* TASK DETAILS
Transcribe each of the items below word for word, leaving out the pictures.

* GIVEN INFORMATION

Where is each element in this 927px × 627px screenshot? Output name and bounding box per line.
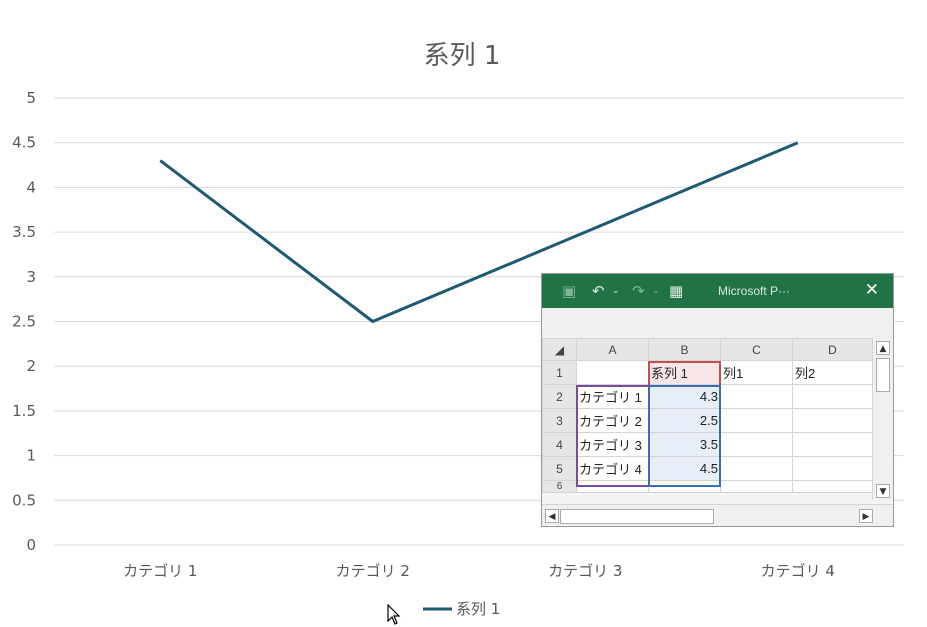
column-header-c[interactable]: C <box>720 338 793 361</box>
cell-c3[interactable] <box>720 408 793 433</box>
close-icon[interactable]: ✕ <box>864 280 879 300</box>
row-header[interactable]: 3 <box>542 408 577 433</box>
x-tick-label: カテゴリ 4 <box>761 562 835 580</box>
scroll-right-icon[interactable]: ▶ <box>859 509 873 523</box>
y-tick-label: 3 <box>26 268 36 286</box>
cell-d6[interactable] <box>792 480 873 493</box>
cell-b4[interactable]: 3.5 <box>648 432 721 457</box>
series-lines[interactable] <box>159 141 799 323</box>
mouse-pointer-icon <box>387 604 401 625</box>
redo-dropdown-icon[interactable]: ⌄ <box>652 286 660 296</box>
save-icon[interactable]: ▣ <box>562 282 577 300</box>
cell-a1[interactable] <box>576 360 649 385</box>
vertical-scrollbar[interactable]: ▲ ▼ <box>872 338 893 500</box>
row-header[interactable]: 1 <box>542 360 577 385</box>
cell-c6[interactable] <box>720 480 793 493</box>
undo-icon[interactable]: ↶ <box>592 282 605 300</box>
y-tick-label: 2.5 <box>12 313 36 331</box>
datasheet-grid[interactable]: ◢ A B C D 1 系列 1 列1 列2 2 カテゴリ 1 4.3 3 カテ… <box>542 338 873 493</box>
x-axis-ticks: カテゴリ 1 カテゴリ 2 カテゴリ 3 カテゴリ 4 <box>123 562 835 580</box>
embedded-datasheet-window[interactable]: ▣ ↶ ⌄ ↷ ⌄ ▦ Microsoft P··· ✕ ◢ A B C D 1… <box>541 273 894 527</box>
column-header-d[interactable]: D <box>792 338 873 361</box>
legend-label[interactable]: 系列 1 <box>456 600 500 618</box>
y-tick-label: 2 <box>26 357 36 375</box>
redo-icon[interactable]: ↷ <box>632 282 645 300</box>
row-header[interactable]: 5 <box>542 456 577 481</box>
y-tick-label: 4 <box>26 178 36 196</box>
row-header[interactable]: 2 <box>542 384 577 409</box>
cell-b3[interactable]: 2.5 <box>648 408 721 433</box>
cell-d4[interactable] <box>792 432 873 457</box>
datasheet-titlebar: ▣ ↶ ⌄ ↷ ⌄ ▦ Microsoft P··· ✕ <box>542 274 893 308</box>
legend[interactable]: 系列 1 <box>423 600 500 618</box>
horizontal-scrollbar[interactable]: ◀ ▶ <box>542 504 893 526</box>
cell-c2[interactable] <box>720 384 793 409</box>
y-tick-label: 0 <box>26 536 36 554</box>
cell-b1[interactable]: 系列 1 <box>648 360 721 385</box>
scroll-up-icon[interactable]: ▲ <box>876 341 890 355</box>
cell-d5[interactable] <box>792 456 873 481</box>
cell-b2[interactable]: 4.3 <box>648 384 721 409</box>
y-tick-label: 1.5 <box>12 402 36 420</box>
datasheet-title: Microsoft P··· <box>718 284 790 298</box>
scroll-left-icon[interactable]: ◀ <box>545 509 559 523</box>
vertical-scroll-thumb[interactable] <box>876 358 890 392</box>
y-tick-label: 3.5 <box>12 223 36 241</box>
y-tick-label: 5 <box>26 89 36 107</box>
cell-a2[interactable]: カテゴリ 1 <box>576 384 649 409</box>
edit-data-icon[interactable]: ▦ <box>669 282 684 300</box>
cell-d3[interactable] <box>792 408 873 433</box>
chart-title[interactable]: 系列 1 <box>424 41 501 71</box>
cell-d2[interactable] <box>792 384 873 409</box>
cell-a6[interactable] <box>576 480 649 493</box>
cell-b5[interactable]: 4.5 <box>648 456 721 481</box>
cell-a5[interactable]: カテゴリ 4 <box>576 456 649 481</box>
y-tick-label: 0.5 <box>12 491 36 509</box>
cell-b6[interactable] <box>648 480 721 493</box>
cell-c5[interactable] <box>720 456 793 481</box>
select-all-corner[interactable]: ◢ <box>542 338 577 361</box>
series-line[interactable] <box>159 141 799 323</box>
cell-c1[interactable]: 列1 <box>720 360 793 385</box>
y-axis-ticks: 0 0.5 1 1.5 2 2.5 3 3.5 4 4.5 5 <box>12 89 36 554</box>
x-tick-label: カテゴリ 1 <box>123 562 197 580</box>
column-header-b[interactable]: B <box>648 338 721 361</box>
x-tick-label: カテゴリ 2 <box>336 562 410 580</box>
y-tick-label: 1 <box>26 447 36 465</box>
column-header-a[interactable]: A <box>576 338 649 361</box>
cell-a3[interactable]: カテゴリ 2 <box>576 408 649 433</box>
x-tick-label: カテゴリ 3 <box>548 562 622 580</box>
undo-dropdown-icon[interactable]: ⌄ <box>612 286 620 296</box>
scroll-down-icon[interactable]: ▼ <box>876 484 890 498</box>
y-tick-label: 4.5 <box>12 134 36 152</box>
cell-a4[interactable]: カテゴリ 3 <box>576 432 649 457</box>
horizontal-scroll-thumb[interactable] <box>560 509 714 524</box>
formula-bar[interactable] <box>542 308 893 339</box>
cell-c4[interactable] <box>720 432 793 457</box>
cell-d1[interactable]: 列2 <box>792 360 873 385</box>
row-header[interactable]: 6 <box>542 480 577 493</box>
row-header[interactable]: 4 <box>542 432 577 457</box>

* ANSWER FOR THIS EXERCISE
Where is each element in this 927px × 627px screenshot? Output name and bounding box per line.
column-header-c[interactable]: C <box>720 338 793 361</box>
cell-c3[interactable] <box>720 408 793 433</box>
close-icon[interactable]: ✕ <box>864 280 879 300</box>
row-header[interactable]: 3 <box>542 408 577 433</box>
x-tick-label: カテゴリ 4 <box>761 562 835 580</box>
scroll-right-icon[interactable]: ▶ <box>859 509 873 523</box>
y-tick-label: 3 <box>26 268 36 286</box>
cell-d6[interactable] <box>792 480 873 493</box>
cell-b4[interactable]: 3.5 <box>648 432 721 457</box>
series-lines[interactable] <box>159 141 799 323</box>
mouse-pointer-icon <box>387 604 401 625</box>
redo-dropdown-icon[interactable]: ⌄ <box>652 286 660 296</box>
save-icon[interactable]: ▣ <box>562 282 577 300</box>
cell-a1[interactable] <box>576 360 649 385</box>
vertical-scrollbar[interactable]: ▲ ▼ <box>872 338 893 500</box>
row-header[interactable]: 1 <box>542 360 577 385</box>
cell-c6[interactable] <box>720 480 793 493</box>
undo-icon[interactable]: ↶ <box>592 282 605 300</box>
y-tick-label: 2.5 <box>12 313 36 331</box>
datasheet-grid[interactable]: ◢ A B C D 1 系列 1 列1 列2 2 カテゴリ 1 4.3 3 カテ… <box>542 338 873 493</box>
x-axis-ticks: カテゴリ 1 カテゴリ 2 カテゴリ 3 カテゴリ 4 <box>123 562 835 580</box>
embedded-datasheet-window[interactable]: ▣ ↶ ⌄ ↷ ⌄ ▦ Microsoft P··· ✕ ◢ A B C D 1… <box>541 273 894 527</box>
column-header-d[interactable]: D <box>792 338 873 361</box>
legend-label[interactable]: 系列 1 <box>456 600 500 618</box>
y-tick-label: 2 <box>26 357 36 375</box>
redo-icon[interactable]: ↷ <box>632 282 645 300</box>
row-header[interactable]: 5 <box>542 456 577 481</box>
y-tick-label: 4 <box>26 178 36 196</box>
row-header[interactable]: 2 <box>542 384 577 409</box>
cell-b3[interactable]: 2.5 <box>648 408 721 433</box>
cell-d4[interactable] <box>792 432 873 457</box>
datasheet-titlebar: ▣ ↶ ⌄ ↷ ⌄ ▦ Microsoft P··· ✕ <box>542 274 893 308</box>
legend[interactable]: 系列 1 <box>423 600 500 618</box>
horizontal-scrollbar[interactable]: ◀ ▶ <box>542 504 893 526</box>
cell-c2[interactable] <box>720 384 793 409</box>
y-tick-label: 0 <box>26 536 36 554</box>
cell-b1[interactable]: 系列 1 <box>648 360 721 385</box>
scroll-up-icon[interactable]: ▲ <box>876 341 890 355</box>
cell-d5[interactable] <box>792 456 873 481</box>
cell-b2[interactable]: 4.3 <box>648 384 721 409</box>
y-tick-label: 1.5 <box>12 402 36 420</box>
datasheet-title: Microsoft P··· <box>718 284 790 298</box>
scroll-left-icon[interactable]: ◀ <box>545 509 559 523</box>
vertical-scroll-thumb[interactable] <box>876 358 890 392</box>
y-tick-label: 3.5 <box>12 223 36 241</box>
y-tick-label: 5 <box>26 89 36 107</box>
cell-a2[interactable]: カテゴリ 1 <box>576 384 649 409</box>
edit-data-icon[interactable]: ▦ <box>669 282 684 300</box>
cell-d3[interactable] <box>792 408 873 433</box>
chart-title[interactable]: 系列 1 <box>424 41 501 71</box>
cell-d2[interactable] <box>792 384 873 409</box>
cell-a6[interactable] <box>576 480 649 493</box>
cell-b5[interactable]: 4.5 <box>648 456 721 481</box>
cell-a5[interactable]: カテゴリ 4 <box>576 456 649 481</box>
y-tick-label: 0.5 <box>12 491 36 509</box>
cell-b6[interactable] <box>648 480 721 493</box>
cell-c5[interactable] <box>720 456 793 481</box>
select-all-corner[interactable]: ◢ <box>542 338 577 361</box>
series-line[interactable] <box>159 141 799 323</box>
cell-c1[interactable]: 列1 <box>720 360 793 385</box>
y-axis-ticks: 0 0.5 1 1.5 2 2.5 3 3.5 4 4.5 5 <box>12 89 36 554</box>
x-tick-label: カテゴリ 1 <box>123 562 197 580</box>
column-header-b[interactable]: B <box>648 338 721 361</box>
x-tick-label: カテゴリ 2 <box>336 562 410 580</box>
y-tick-label: 1 <box>26 447 36 465</box>
column-header-a[interactable]: A <box>576 338 649 361</box>
cell-a3[interactable]: カテゴリ 2 <box>576 408 649 433</box>
x-tick-label: カテゴリ 3 <box>548 562 622 580</box>
undo-dropdown-icon[interactable]: ⌄ <box>612 286 620 296</box>
scroll-down-icon[interactable]: ▼ <box>876 484 890 498</box>
y-tick-label: 4.5 <box>12 134 36 152</box>
cell-a4[interactable]: カテゴリ 3 <box>576 432 649 457</box>
horizontal-scroll-thumb[interactable] <box>560 509 714 524</box>
formula-bar[interactable] <box>542 308 893 339</box>
cell-c4[interactable] <box>720 432 793 457</box>
cell-d1[interactable]: 列2 <box>792 360 873 385</box>
row-header[interactable]: 6 <box>542 480 577 493</box>
row-header[interactable]: 4 <box>542 432 577 457</box>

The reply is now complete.